• **WHAT NEEDS TO BE DONE**: Your answer should be one number: the count of lines in these entries that hold the word "marker".
## Begin EXTRACTED ENTRIES
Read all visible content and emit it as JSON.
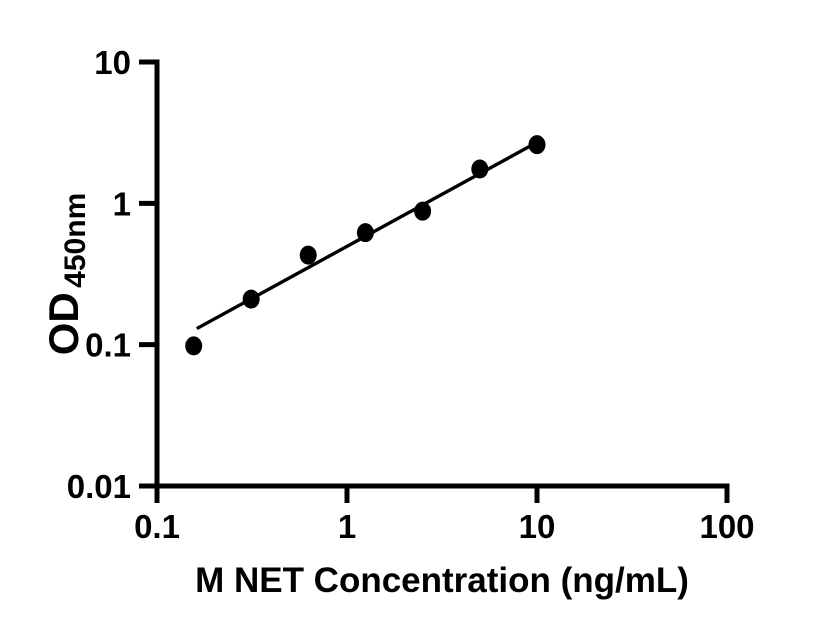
{
  "chart_data": {
    "type": "scatter",
    "title": "",
    "xlabel": "M NET Concentration (ng/mL)",
    "ylabel": "OD",
    "ylabel_subscript": "450nm",
    "x_scale": "log",
    "y_scale": "log",
    "xlim": [
      0.1,
      100
    ],
    "ylim": [
      0.01,
      10
    ],
    "x_ticks": [
      0.1,
      1,
      10,
      100
    ],
    "x_tick_labels": [
      "0.1",
      "1",
      "10",
      "100"
    ],
    "y_ticks": [
      0.01,
      0.1,
      1,
      10
    ],
    "y_tick_labels": [
      "0.01",
      "0.1",
      "1",
      "10"
    ],
    "grid": false,
    "legend": "none",
    "colors": {
      "background": "#ffffff",
      "axis": "#000000",
      "marker": "#000000",
      "line": "#000000"
    },
    "series": [
      {
        "name": "standard-points",
        "type": "scatter",
        "marker": "filled-circle",
        "points": [
          {
            "x": 0.156,
            "y": 0.098
          },
          {
            "x": 0.313,
            "y": 0.21
          },
          {
            "x": 0.625,
            "y": 0.43
          },
          {
            "x": 1.25,
            "y": 0.62
          },
          {
            "x": 2.5,
            "y": 0.88
          },
          {
            "x": 5,
            "y": 1.75
          },
          {
            "x": 10,
            "y": 2.6
          }
        ]
      },
      {
        "name": "fit-line",
        "type": "line",
        "points": [
          {
            "x": 0.162,
            "y": 0.13
          },
          {
            "x": 10.1,
            "y": 2.72
          }
        ]
      }
    ]
  }
}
## End EXTRACTED ENTRIES
• **RESULT**: 2